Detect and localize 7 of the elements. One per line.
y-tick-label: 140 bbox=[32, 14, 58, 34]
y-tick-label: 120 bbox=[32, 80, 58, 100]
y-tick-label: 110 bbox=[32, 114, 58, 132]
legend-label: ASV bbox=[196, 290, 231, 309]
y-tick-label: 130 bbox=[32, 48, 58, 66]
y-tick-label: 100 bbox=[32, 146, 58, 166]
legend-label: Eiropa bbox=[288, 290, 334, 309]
...
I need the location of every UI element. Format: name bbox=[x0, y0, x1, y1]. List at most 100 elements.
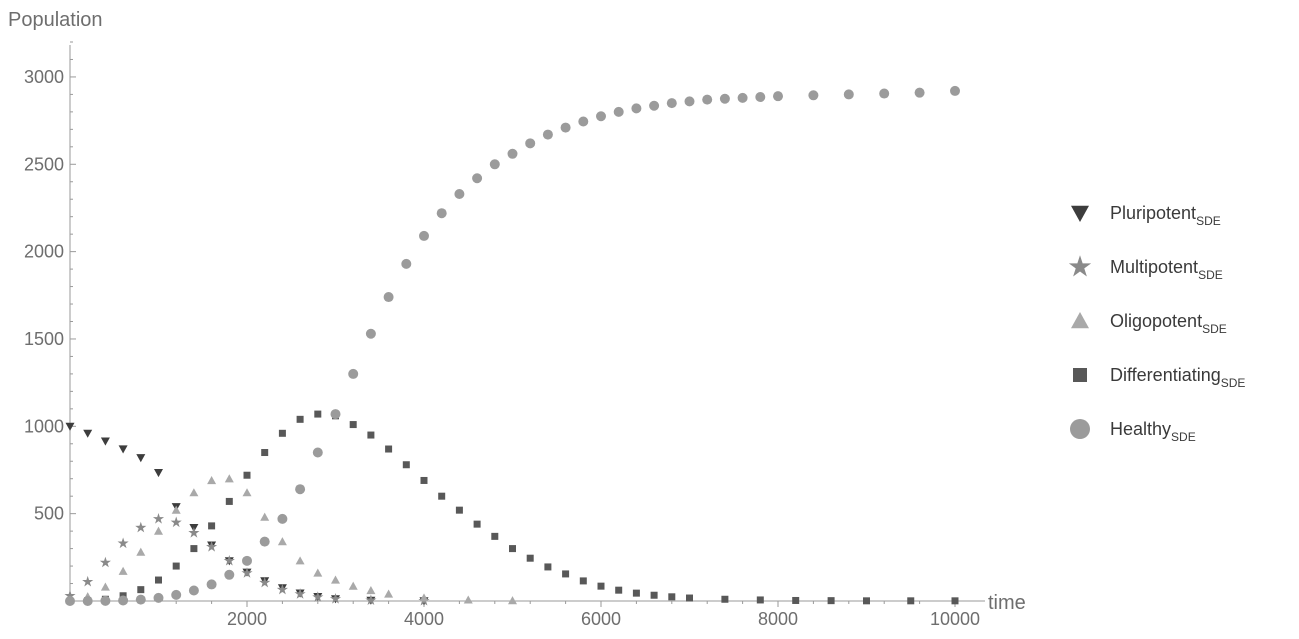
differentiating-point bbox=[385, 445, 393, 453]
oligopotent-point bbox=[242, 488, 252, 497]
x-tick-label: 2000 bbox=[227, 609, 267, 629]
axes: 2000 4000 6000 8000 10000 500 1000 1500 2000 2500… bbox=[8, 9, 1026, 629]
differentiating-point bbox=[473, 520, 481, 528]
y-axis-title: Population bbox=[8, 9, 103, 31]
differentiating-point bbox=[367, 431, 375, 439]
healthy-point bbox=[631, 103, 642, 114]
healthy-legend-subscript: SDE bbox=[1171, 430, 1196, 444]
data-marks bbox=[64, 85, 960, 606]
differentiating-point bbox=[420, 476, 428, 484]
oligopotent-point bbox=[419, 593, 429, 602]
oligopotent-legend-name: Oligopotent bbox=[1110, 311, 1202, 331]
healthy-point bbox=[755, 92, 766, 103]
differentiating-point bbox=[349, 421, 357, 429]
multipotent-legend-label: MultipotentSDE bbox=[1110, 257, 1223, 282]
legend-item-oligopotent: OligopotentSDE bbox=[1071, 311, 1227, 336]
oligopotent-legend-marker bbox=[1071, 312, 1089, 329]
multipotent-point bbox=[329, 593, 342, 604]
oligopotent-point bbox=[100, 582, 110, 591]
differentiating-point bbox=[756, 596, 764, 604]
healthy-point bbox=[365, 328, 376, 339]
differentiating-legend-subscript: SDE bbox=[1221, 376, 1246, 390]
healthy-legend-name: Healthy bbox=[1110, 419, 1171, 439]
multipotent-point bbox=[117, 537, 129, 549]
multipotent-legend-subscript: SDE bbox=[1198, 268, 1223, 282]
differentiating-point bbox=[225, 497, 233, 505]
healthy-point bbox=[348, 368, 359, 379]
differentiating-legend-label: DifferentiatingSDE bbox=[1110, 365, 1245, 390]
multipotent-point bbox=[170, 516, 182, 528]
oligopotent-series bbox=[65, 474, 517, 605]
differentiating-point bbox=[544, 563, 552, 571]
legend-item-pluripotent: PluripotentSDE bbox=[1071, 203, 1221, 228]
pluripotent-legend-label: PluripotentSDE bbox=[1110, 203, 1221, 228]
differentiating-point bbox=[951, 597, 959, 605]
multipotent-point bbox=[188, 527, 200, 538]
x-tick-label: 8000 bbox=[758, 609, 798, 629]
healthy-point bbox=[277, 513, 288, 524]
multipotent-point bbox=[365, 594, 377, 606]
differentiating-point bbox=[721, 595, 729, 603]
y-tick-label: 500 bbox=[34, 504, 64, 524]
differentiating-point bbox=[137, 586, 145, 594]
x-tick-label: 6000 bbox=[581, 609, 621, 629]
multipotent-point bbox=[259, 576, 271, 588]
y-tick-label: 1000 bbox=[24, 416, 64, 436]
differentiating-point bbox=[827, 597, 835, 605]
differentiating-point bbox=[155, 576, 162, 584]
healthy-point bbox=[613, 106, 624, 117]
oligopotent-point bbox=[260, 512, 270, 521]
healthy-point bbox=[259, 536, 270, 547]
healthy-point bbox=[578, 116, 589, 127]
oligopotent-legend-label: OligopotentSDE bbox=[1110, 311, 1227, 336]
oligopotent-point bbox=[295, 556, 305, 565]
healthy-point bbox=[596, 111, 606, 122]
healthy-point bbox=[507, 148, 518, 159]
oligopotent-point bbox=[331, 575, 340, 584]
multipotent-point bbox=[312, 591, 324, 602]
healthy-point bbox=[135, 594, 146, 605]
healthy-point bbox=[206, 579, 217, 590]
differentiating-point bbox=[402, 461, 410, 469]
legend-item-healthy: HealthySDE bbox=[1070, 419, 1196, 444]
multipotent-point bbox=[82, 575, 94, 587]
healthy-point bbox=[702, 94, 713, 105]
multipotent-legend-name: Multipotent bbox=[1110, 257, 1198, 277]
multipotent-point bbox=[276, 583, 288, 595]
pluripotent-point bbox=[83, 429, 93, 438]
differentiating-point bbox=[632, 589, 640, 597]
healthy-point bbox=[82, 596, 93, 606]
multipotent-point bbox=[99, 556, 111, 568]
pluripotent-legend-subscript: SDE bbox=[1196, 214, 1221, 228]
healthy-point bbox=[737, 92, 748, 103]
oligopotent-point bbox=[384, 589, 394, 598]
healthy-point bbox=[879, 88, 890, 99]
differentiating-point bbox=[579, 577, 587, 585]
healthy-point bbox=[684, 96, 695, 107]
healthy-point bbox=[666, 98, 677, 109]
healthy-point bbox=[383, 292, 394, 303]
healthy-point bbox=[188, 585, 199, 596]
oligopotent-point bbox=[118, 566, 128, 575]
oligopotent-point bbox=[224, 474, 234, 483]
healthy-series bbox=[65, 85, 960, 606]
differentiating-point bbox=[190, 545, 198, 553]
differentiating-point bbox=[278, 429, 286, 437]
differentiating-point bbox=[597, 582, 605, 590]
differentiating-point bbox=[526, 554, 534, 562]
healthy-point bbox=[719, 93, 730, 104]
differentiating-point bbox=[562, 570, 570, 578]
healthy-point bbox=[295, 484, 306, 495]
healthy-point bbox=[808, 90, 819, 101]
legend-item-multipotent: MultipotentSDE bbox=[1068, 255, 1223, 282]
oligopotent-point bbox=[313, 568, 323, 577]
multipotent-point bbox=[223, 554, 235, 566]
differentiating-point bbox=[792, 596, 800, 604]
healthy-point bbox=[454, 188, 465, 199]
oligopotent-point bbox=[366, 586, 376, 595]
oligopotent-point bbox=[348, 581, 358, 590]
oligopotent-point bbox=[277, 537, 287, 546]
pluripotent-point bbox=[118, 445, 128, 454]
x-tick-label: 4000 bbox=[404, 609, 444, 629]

- _GOAL OF THE EXERCISE_
Please rewrite the lines of the material that begin at the line containing "differentiating-point bbox=[385, 445, 393, 453]" and stop after the line containing "oligopotent-legend-marker bbox=[1071, 312, 1089, 329]", swapping "differentiating-point" for "transitional-point" and leaving everything else unchanged. Give only those lines.

- _TASK OUTPUT_
transitional-point bbox=[385, 445, 393, 453]
oligopotent-point bbox=[242, 488, 252, 497]
x-tick-label: 2000 bbox=[227, 609, 267, 629]
axes: 2000 4000 6000 8000 10000 500 1000 1500 2000 2500… bbox=[8, 9, 1026, 629]
transitional-point bbox=[473, 520, 481, 528]
y-axis-title: Population bbox=[8, 9, 103, 31]
transitional-point bbox=[367, 431, 375, 439]
healthy-point bbox=[631, 103, 642, 114]
healthy-legend-subscript: SDE bbox=[1171, 430, 1196, 444]
data-marks bbox=[64, 85, 960, 606]
transitional-point bbox=[420, 476, 428, 484]
oligopotent-point bbox=[419, 593, 429, 602]
oligopotent-legend-name: Oligopotent bbox=[1110, 311, 1202, 331]
healthy-point bbox=[755, 92, 766, 103]
transitional-point bbox=[349, 421, 357, 429]
multipotent-legend-label: MultipotentSDE bbox=[1110, 257, 1223, 282]
legend-item-oligopotent: OligopotentSDE bbox=[1071, 311, 1227, 336]
oligopotent-legend-marker bbox=[1071, 312, 1089, 329]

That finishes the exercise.